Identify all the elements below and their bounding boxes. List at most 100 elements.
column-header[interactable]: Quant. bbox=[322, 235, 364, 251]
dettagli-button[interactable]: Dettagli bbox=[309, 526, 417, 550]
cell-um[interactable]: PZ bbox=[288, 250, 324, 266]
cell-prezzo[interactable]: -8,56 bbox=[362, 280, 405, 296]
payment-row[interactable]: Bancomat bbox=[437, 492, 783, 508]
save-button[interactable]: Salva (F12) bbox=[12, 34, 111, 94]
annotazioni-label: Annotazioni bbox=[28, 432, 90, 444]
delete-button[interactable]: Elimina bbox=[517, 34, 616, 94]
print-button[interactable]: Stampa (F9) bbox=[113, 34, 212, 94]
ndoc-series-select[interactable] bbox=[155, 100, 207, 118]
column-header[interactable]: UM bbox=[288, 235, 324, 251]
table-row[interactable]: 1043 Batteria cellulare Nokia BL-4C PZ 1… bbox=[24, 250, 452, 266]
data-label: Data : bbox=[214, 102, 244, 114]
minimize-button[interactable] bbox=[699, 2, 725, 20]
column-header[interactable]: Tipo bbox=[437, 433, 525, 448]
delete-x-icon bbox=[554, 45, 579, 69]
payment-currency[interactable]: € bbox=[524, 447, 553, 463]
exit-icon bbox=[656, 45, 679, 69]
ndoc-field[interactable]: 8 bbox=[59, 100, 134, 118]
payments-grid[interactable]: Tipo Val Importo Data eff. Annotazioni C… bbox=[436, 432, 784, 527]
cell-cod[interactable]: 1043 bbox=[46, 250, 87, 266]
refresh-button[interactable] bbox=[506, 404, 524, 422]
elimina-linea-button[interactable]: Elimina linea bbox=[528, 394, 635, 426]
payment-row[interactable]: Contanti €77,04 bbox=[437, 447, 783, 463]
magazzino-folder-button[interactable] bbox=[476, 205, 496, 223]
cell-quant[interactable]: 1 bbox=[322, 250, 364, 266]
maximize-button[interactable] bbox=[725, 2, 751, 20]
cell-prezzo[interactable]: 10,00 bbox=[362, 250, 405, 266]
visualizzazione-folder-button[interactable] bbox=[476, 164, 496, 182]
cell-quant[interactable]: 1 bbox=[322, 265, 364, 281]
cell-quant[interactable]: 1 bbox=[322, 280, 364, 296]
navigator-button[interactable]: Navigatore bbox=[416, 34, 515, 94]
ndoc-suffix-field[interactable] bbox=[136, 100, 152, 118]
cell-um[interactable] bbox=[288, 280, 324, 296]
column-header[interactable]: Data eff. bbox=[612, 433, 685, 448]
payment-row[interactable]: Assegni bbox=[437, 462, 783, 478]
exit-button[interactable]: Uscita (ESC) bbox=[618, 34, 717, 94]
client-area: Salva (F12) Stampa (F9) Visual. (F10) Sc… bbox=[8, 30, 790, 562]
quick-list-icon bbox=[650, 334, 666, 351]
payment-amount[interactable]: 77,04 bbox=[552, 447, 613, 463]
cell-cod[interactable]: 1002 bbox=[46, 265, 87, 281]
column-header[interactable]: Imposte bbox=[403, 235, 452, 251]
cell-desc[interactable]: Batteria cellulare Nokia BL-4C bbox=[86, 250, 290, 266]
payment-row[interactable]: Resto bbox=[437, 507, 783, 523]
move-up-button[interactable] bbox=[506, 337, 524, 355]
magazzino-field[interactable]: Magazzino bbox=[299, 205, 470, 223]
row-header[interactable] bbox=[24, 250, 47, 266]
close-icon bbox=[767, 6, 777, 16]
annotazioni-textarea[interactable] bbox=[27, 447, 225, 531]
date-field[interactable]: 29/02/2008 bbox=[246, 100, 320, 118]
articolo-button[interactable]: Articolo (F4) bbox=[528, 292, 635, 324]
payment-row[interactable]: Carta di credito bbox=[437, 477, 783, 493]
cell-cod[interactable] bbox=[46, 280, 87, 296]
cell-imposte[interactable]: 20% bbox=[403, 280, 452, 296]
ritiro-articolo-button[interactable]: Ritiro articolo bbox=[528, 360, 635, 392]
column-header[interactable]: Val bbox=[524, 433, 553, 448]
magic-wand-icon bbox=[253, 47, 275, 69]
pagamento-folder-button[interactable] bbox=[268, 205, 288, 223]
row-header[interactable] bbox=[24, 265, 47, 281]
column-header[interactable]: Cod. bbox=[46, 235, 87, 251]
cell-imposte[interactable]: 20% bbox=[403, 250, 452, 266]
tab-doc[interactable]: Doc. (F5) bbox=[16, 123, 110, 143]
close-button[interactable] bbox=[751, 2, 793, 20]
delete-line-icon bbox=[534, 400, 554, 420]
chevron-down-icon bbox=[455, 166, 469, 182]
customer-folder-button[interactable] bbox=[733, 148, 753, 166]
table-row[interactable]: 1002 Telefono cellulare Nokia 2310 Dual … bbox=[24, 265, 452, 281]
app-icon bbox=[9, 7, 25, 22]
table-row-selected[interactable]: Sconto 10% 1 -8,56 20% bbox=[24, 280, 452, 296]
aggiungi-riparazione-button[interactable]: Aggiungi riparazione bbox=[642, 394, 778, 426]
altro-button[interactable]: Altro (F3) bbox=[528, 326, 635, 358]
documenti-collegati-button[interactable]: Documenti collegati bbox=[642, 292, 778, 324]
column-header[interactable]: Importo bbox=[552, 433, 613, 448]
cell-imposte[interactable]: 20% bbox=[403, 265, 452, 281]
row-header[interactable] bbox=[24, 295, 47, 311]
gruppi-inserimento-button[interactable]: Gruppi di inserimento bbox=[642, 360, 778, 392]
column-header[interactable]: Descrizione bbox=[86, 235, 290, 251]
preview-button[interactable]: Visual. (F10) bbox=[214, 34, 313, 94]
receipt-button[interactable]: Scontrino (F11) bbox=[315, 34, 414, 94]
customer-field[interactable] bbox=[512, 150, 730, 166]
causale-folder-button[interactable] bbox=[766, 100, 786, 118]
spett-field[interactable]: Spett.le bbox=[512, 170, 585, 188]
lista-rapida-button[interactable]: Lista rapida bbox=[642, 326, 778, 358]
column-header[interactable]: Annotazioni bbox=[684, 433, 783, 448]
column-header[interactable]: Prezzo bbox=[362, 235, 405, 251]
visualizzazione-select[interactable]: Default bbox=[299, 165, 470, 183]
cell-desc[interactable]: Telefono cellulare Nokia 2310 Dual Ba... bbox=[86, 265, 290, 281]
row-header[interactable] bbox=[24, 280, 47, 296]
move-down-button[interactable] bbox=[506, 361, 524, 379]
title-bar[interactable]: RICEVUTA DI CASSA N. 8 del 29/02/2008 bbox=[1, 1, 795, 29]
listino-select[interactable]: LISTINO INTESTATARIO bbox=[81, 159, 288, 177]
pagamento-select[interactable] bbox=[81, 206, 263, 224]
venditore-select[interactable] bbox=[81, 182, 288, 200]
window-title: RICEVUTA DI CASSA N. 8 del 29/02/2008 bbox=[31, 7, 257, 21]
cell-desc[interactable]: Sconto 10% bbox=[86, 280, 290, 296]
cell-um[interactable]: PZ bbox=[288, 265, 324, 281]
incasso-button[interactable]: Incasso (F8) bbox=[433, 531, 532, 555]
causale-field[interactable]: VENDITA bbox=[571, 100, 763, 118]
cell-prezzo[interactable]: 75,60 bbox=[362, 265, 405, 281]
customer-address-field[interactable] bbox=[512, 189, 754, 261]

::::

Reproduce every item above, line for line, without changing a single character.

Identify all the elements below and their bounding boxes. List at most 100 elements.
column-header[interactable]: Quant. bbox=[322, 235, 364, 251]
dettagli-button[interactable]: Dettagli bbox=[309, 526, 417, 550]
cell-um[interactable]: PZ bbox=[288, 250, 324, 266]
cell-prezzo[interactable]: -8,56 bbox=[362, 280, 405, 296]
payment-row[interactable]: Bancomat bbox=[437, 492, 783, 508]
save-button[interactable]: Salva (F12) bbox=[12, 34, 111, 94]
annotazioni-label: Annotazioni bbox=[28, 432, 90, 444]
delete-button[interactable]: Elimina bbox=[517, 34, 616, 94]
print-button[interactable]: Stampa (F9) bbox=[113, 34, 212, 94]
ndoc-series-select[interactable] bbox=[155, 100, 207, 118]
column-header[interactable]: UM bbox=[288, 235, 324, 251]
table-row[interactable]: 1043 Batteria cellulare Nokia BL-4C PZ 1… bbox=[24, 250, 452, 266]
data-label: Data : bbox=[214, 102, 244, 114]
minimize-button[interactable] bbox=[699, 2, 725, 20]
column-header[interactable]: Tipo bbox=[437, 433, 525, 448]
delete-x-icon bbox=[554, 45, 579, 69]
payment-currency[interactable]: € bbox=[524, 447, 553, 463]
exit-icon bbox=[656, 45, 679, 69]
ndoc-field[interactable]: 8 bbox=[59, 100, 134, 118]
payments-grid[interactable]: Tipo Val Importo Data eff. Annotazioni C… bbox=[436, 432, 784, 527]
cell-cod[interactable]: 1043 bbox=[46, 250, 87, 266]
refresh-button[interactable] bbox=[506, 404, 524, 422]
elimina-linea-button[interactable]: Elimina linea bbox=[528, 394, 635, 426]
payment-row[interactable]: Contanti €77,04 bbox=[437, 447, 783, 463]
magazzino-folder-button[interactable] bbox=[476, 205, 496, 223]
cell-quant[interactable]: 1 bbox=[322, 250, 364, 266]
maximize-button[interactable] bbox=[725, 2, 751, 20]
cell-prezzo[interactable]: 10,00 bbox=[362, 250, 405, 266]
visualizzazione-folder-button[interactable] bbox=[476, 164, 496, 182]
cell-quant[interactable]: 1 bbox=[322, 265, 364, 281]
cell-quant[interactable]: 1 bbox=[322, 280, 364, 296]
navigator-button[interactable]: Navigatore bbox=[416, 34, 515, 94]
ndoc-suffix-field[interactable] bbox=[136, 100, 152, 118]
cell-um[interactable] bbox=[288, 280, 324, 296]
column-header[interactable]: Data eff. bbox=[612, 433, 685, 448]
payment-row[interactable]: Assegni bbox=[437, 462, 783, 478]
exit-button[interactable]: Uscita (ESC) bbox=[618, 34, 717, 94]
client-area: Salva (F12) Stampa (F9) Visual. (F10) Sc… bbox=[8, 30, 790, 562]
quick-list-icon bbox=[650, 334, 666, 351]
payment-amount[interactable]: 77,04 bbox=[552, 447, 613, 463]
cell-cod[interactable]: 1002 bbox=[46, 265, 87, 281]
column-header[interactable]: Imposte bbox=[403, 235, 452, 251]
cell-desc[interactable]: Batteria cellulare Nokia BL-4C bbox=[86, 250, 290, 266]
payment-row[interactable]: Resto bbox=[437, 507, 783, 523]
move-up-button[interactable] bbox=[506, 337, 524, 355]
magazzino-field[interactable]: Magazzino bbox=[299, 205, 470, 223]
row-header[interactable] bbox=[24, 250, 47, 266]
close-icon bbox=[767, 6, 777, 16]
annotazioni-textarea[interactable] bbox=[27, 447, 225, 531]
date-field[interactable]: 29/02/2008 bbox=[246, 100, 320, 118]
articolo-button[interactable]: Articolo (F4) bbox=[528, 292, 635, 324]
payment-row[interactable]: Carta di credito bbox=[437, 477, 783, 493]
cell-cod[interactable] bbox=[46, 280, 87, 296]
cell-imposte[interactable]: 20% bbox=[403, 280, 452, 296]
ritiro-articolo-button[interactable]: Ritiro articolo bbox=[528, 360, 635, 392]
column-header[interactable]: Val bbox=[524, 433, 553, 448]
magic-wand-icon bbox=[253, 47, 275, 69]
pagamento-folder-button[interactable] bbox=[268, 205, 288, 223]
row-header[interactable] bbox=[24, 265, 47, 281]
column-header[interactable]: Cod. bbox=[46, 235, 87, 251]
cell-imposte[interactable]: 20% bbox=[403, 250, 452, 266]
tab-doc[interactable]: Doc. (F5) bbox=[16, 123, 110, 143]
close-button[interactable] bbox=[751, 2, 793, 20]
delete-line-icon bbox=[534, 400, 554, 420]
chevron-down-icon bbox=[455, 166, 469, 182]
customer-folder-button[interactable] bbox=[733, 148, 753, 166]
table-row[interactable]: 1002 Telefono cellulare Nokia 2310 Dual … bbox=[24, 265, 452, 281]
app-icon bbox=[9, 7, 25, 22]
table-row-selected[interactable]: Sconto 10% 1 -8,56 20% bbox=[24, 280, 452, 296]
aggiungi-riparazione-button[interactable]: Aggiungi riparazione bbox=[642, 394, 778, 426]
altro-button[interactable]: Altro (F3) bbox=[528, 326, 635, 358]
documenti-collegati-button[interactable]: Documenti collegati bbox=[642, 292, 778, 324]
column-header[interactable]: Importo bbox=[552, 433, 613, 448]
cell-imposte[interactable]: 20% bbox=[403, 265, 452, 281]
row-header[interactable] bbox=[24, 295, 47, 311]
gruppi-inserimento-button[interactable]: Gruppi di inserimento bbox=[642, 360, 778, 392]
column-header[interactable]: Descrizione bbox=[86, 235, 290, 251]
preview-button[interactable]: Visual. (F10) bbox=[214, 34, 313, 94]
receipt-button[interactable]: Scontrino (F11) bbox=[315, 34, 414, 94]
customer-field[interactable] bbox=[512, 150, 730, 166]
causale-folder-button[interactable] bbox=[766, 100, 786, 118]
spett-field[interactable]: Spett.le bbox=[512, 170, 585, 188]
lista-rapida-button[interactable]: Lista rapida bbox=[642, 326, 778, 358]
column-header[interactable]: Annotazioni bbox=[684, 433, 783, 448]
column-header[interactable]: Prezzo bbox=[362, 235, 405, 251]
visualizzazione-select[interactable]: Default bbox=[299, 165, 470, 183]
cell-desc[interactable]: Telefono cellulare Nokia 2310 Dual Ba... bbox=[86, 265, 290, 281]
row-header[interactable] bbox=[24, 280, 47, 296]
move-down-button[interactable] bbox=[506, 361, 524, 379]
title-bar[interactable]: RICEVUTA DI CASSA N. 8 del 29/02/2008 bbox=[1, 1, 795, 29]
listino-select[interactable]: LISTINO INTESTATARIO bbox=[81, 159, 288, 177]
pagamento-select[interactable] bbox=[81, 206, 263, 224]
venditore-select[interactable] bbox=[81, 182, 288, 200]
window-title: RICEVUTA DI CASSA N. 8 del 29/02/2008 bbox=[31, 7, 257, 21]
cell-desc[interactable]: Sconto 10% bbox=[86, 280, 290, 296]
cell-um[interactable]: PZ bbox=[288, 265, 324, 281]
incasso-button[interactable]: Incasso (F8) bbox=[433, 531, 532, 555]
causale-field[interactable]: VENDITA bbox=[571, 100, 763, 118]
cell-prezzo[interactable]: 75,60 bbox=[362, 265, 405, 281]
customer-address-field[interactable] bbox=[512, 189, 754, 261]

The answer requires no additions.